TASK:
Copy out the data with each "candle-body" renamed to "candlestick-body" and every other character left unchanged.

-- Begin RECORDS FOR PROCESSING --

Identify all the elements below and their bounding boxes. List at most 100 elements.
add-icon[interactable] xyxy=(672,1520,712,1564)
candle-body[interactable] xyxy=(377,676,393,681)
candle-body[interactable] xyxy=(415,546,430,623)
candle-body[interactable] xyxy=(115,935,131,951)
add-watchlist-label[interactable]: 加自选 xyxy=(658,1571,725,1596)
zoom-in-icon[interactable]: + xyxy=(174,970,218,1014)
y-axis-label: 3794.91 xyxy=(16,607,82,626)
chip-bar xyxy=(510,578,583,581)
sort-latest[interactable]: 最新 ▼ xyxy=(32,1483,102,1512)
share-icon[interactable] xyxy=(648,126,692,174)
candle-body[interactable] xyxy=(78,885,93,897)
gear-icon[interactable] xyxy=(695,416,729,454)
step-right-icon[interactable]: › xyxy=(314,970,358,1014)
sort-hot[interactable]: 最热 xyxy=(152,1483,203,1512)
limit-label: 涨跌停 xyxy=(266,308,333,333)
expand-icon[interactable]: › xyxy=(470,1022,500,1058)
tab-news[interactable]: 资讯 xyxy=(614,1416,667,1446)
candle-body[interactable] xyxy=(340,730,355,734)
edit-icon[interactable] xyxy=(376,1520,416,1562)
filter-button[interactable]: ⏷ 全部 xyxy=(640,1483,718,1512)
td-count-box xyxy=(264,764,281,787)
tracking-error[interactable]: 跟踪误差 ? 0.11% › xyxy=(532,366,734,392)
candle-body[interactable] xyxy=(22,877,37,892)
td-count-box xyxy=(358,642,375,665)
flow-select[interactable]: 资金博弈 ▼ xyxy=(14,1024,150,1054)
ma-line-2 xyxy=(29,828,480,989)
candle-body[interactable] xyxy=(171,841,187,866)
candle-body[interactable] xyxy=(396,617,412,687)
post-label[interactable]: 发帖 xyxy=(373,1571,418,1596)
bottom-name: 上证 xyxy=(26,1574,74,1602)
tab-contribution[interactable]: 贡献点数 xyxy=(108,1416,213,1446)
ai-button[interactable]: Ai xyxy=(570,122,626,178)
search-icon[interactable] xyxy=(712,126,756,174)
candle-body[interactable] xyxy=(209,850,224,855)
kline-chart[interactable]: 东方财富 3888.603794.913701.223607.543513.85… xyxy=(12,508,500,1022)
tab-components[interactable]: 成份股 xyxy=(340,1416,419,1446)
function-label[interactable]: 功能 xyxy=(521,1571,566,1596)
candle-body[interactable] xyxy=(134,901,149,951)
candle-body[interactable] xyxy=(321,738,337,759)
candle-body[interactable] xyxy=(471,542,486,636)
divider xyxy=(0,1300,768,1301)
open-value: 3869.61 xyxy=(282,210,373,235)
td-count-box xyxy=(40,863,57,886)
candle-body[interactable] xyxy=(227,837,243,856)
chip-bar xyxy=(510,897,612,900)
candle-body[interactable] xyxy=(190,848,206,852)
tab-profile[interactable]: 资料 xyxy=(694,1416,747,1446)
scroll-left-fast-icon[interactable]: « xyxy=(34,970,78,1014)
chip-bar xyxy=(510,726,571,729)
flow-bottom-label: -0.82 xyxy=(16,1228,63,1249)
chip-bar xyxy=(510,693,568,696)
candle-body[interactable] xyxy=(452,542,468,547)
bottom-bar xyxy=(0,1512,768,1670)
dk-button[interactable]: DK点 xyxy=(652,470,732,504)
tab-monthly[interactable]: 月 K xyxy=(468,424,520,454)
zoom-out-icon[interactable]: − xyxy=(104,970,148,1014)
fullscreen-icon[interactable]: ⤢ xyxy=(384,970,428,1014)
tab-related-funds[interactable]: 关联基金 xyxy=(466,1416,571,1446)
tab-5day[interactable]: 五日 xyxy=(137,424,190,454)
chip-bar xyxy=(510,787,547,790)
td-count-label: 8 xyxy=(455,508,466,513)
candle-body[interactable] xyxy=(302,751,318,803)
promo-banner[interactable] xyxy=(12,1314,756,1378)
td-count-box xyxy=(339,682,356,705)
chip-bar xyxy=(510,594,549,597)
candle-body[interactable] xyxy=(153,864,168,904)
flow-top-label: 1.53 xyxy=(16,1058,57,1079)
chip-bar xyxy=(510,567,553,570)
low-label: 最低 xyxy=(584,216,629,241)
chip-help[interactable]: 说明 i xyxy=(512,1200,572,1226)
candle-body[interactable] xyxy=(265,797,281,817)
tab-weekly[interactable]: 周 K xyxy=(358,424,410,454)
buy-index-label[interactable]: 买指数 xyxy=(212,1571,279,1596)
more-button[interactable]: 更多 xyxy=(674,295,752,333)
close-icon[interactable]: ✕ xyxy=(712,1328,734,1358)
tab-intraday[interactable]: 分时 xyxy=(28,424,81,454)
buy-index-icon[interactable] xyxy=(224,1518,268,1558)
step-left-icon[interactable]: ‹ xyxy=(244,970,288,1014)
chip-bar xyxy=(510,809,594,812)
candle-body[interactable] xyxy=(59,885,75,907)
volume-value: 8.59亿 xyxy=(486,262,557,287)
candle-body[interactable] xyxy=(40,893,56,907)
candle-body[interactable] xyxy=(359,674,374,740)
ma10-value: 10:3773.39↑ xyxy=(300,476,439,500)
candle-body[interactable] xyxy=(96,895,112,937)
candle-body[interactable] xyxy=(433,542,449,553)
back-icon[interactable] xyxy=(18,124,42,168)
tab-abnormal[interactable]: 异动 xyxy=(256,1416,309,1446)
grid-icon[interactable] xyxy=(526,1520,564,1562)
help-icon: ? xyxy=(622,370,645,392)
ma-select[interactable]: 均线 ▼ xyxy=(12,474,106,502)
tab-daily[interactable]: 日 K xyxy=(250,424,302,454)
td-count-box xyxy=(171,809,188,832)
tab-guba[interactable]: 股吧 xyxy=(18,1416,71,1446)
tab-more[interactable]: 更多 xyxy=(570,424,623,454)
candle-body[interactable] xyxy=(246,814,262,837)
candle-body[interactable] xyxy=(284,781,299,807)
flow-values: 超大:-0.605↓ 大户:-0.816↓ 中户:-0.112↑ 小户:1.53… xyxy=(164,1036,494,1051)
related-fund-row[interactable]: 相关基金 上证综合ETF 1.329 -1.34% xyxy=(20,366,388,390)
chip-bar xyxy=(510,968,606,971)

-- End RECORDS FOR PROCESSING --

RESPONSE TO THIS TASK:
Identify all the elements below and their bounding boxes. List at most 100 elements.
add-icon[interactable] xyxy=(672,1520,712,1564)
candlestick-body[interactable] xyxy=(377,676,393,681)
candlestick-body[interactable] xyxy=(415,546,430,623)
candlestick-body[interactable] xyxy=(115,935,131,951)
add-watchlist-label[interactable]: 加自选 xyxy=(658,1571,725,1596)
zoom-in-icon[interactable]: + xyxy=(174,970,218,1014)
y-axis-label: 3794.91 xyxy=(16,607,82,626)
chip-bar xyxy=(510,578,583,581)
sort-latest[interactable]: 最新 ▼ xyxy=(32,1483,102,1512)
share-icon[interactable] xyxy=(648,126,692,174)
candlestick-body[interactable] xyxy=(78,885,93,897)
gear-icon[interactable] xyxy=(695,416,729,454)
step-right-icon[interactable]: › xyxy=(314,970,358,1014)
sort-hot[interactable]: 最热 xyxy=(152,1483,203,1512)
limit-label: 涨跌停 xyxy=(266,308,333,333)
expand-icon[interactable]: › xyxy=(470,1022,500,1058)
tab-news[interactable]: 资讯 xyxy=(614,1416,667,1446)
candlestick-body[interactable] xyxy=(340,730,355,734)
edit-icon[interactable] xyxy=(376,1520,416,1562)
filter-button[interactable]: ⏷ 全部 xyxy=(640,1483,718,1512)
td-count-box xyxy=(264,764,281,787)
tracking-error[interactable]: 跟踪误差 ? 0.11% › xyxy=(532,366,734,392)
candlestick-body[interactable] xyxy=(22,877,37,892)
td-count-box xyxy=(358,642,375,665)
flow-select[interactable]: 资金博弈 ▼ xyxy=(14,1024,150,1054)
ma-line-2 xyxy=(29,828,480,989)
candlestick-body[interactable] xyxy=(171,841,187,866)
candlestick-body[interactable] xyxy=(396,617,412,687)
post-label[interactable]: 发帖 xyxy=(373,1571,418,1596)
bottom-name: 上证 xyxy=(26,1574,74,1602)
tab-contribution[interactable]: 贡献点数 xyxy=(108,1416,213,1446)
ai-button[interactable]: Ai xyxy=(570,122,626,178)
search-icon[interactable] xyxy=(712,126,756,174)
candlestick-body[interactable] xyxy=(209,850,224,855)
kline-chart[interactable]: 东方财富 3888.603794.913701.223607.543513.85… xyxy=(12,508,500,1022)
tab-components[interactable]: 成份股 xyxy=(340,1416,419,1446)
function-label[interactable]: 功能 xyxy=(521,1571,566,1596)
candlestick-body[interactable] xyxy=(134,901,149,951)
candlestick-body[interactable] xyxy=(321,738,337,759)
candlestick-body[interactable] xyxy=(471,542,486,636)
divider xyxy=(0,1300,768,1301)
open-value: 3869.61 xyxy=(282,210,373,235)
td-count-box xyxy=(40,863,57,886)
candlestick-body[interactable] xyxy=(227,837,243,856)
chip-bar xyxy=(510,897,612,900)
candlestick-body[interactable] xyxy=(190,848,206,852)
tab-profile[interactable]: 资料 xyxy=(694,1416,747,1446)
scroll-left-fast-icon[interactable]: « xyxy=(34,970,78,1014)
chip-bar xyxy=(510,726,571,729)
flow-bottom-label: -0.82 xyxy=(16,1228,63,1249)
chip-bar xyxy=(510,693,568,696)
candlestick-body[interactable] xyxy=(452,542,468,547)
bottom-bar xyxy=(0,1512,768,1670)
dk-button[interactable]: DK点 xyxy=(652,470,732,504)
tab-monthly[interactable]: 月 K xyxy=(468,424,520,454)
zoom-out-icon[interactable]: − xyxy=(104,970,148,1014)
fullscreen-icon[interactable]: ⤢ xyxy=(384,970,428,1014)
tab-related-funds[interactable]: 关联基金 xyxy=(466,1416,571,1446)
tab-5day[interactable]: 五日 xyxy=(137,424,190,454)
chip-bar xyxy=(510,787,547,790)
td-count-label: 8 xyxy=(455,508,466,513)
candlestick-body[interactable] xyxy=(302,751,318,803)
promo-banner[interactable] xyxy=(12,1314,756,1378)
td-count-box xyxy=(339,682,356,705)
chip-bar xyxy=(510,594,549,597)
candlestick-body[interactable] xyxy=(153,864,168,904)
flow-top-label: 1.53 xyxy=(16,1058,57,1079)
chip-bar xyxy=(510,567,553,570)
low-label: 最低 xyxy=(584,216,629,241)
chip-help[interactable]: 说明 i xyxy=(512,1200,572,1226)
candlestick-body[interactable] xyxy=(265,797,281,817)
tab-weekly[interactable]: 周 K xyxy=(358,424,410,454)
buy-index-label[interactable]: 买指数 xyxy=(212,1571,279,1596)
more-button[interactable]: 更多 xyxy=(674,295,752,333)
close-icon[interactable]: ✕ xyxy=(712,1328,734,1358)
tab-intraday[interactable]: 分时 xyxy=(28,424,81,454)
buy-index-icon[interactable] xyxy=(224,1518,268,1558)
step-left-icon[interactable]: ‹ xyxy=(244,970,288,1014)
chip-bar xyxy=(510,809,594,812)
candlestick-body[interactable] xyxy=(59,885,75,907)
volume-value: 8.59亿 xyxy=(486,262,557,287)
candlestick-body[interactable] xyxy=(40,893,56,907)
candlestick-body[interactable] xyxy=(359,674,374,740)
ma10-value: 10:3773.39↑ xyxy=(300,476,439,500)
candlestick-body[interactable] xyxy=(96,895,112,937)
candlestick-body[interactable] xyxy=(433,542,449,553)
back-icon[interactable] xyxy=(18,124,42,168)
tab-abnormal[interactable]: 异动 xyxy=(256,1416,309,1446)
grid-icon[interactable] xyxy=(526,1520,564,1562)
help-icon: ? xyxy=(622,370,645,392)
ma-select[interactable]: 均线 ▼ xyxy=(12,474,106,502)
tab-daily[interactable]: 日 K xyxy=(250,424,302,454)
td-count-box xyxy=(171,809,188,832)
tab-guba[interactable]: 股吧 xyxy=(18,1416,71,1446)
tab-more[interactable]: 更多 xyxy=(570,424,623,454)
candlestick-body[interactable] xyxy=(246,814,262,837)
candlestick-body[interactable] xyxy=(284,781,299,807)
flow-values: 超大:-0.605↓ 大户:-0.816↓ 中户:-0.112↑ 小户:1.53… xyxy=(164,1036,494,1051)
related-fund-row[interactable]: 相关基金 上证综合ETF 1.329 -1.34% xyxy=(20,366,388,390)
chip-bar xyxy=(510,968,606,971)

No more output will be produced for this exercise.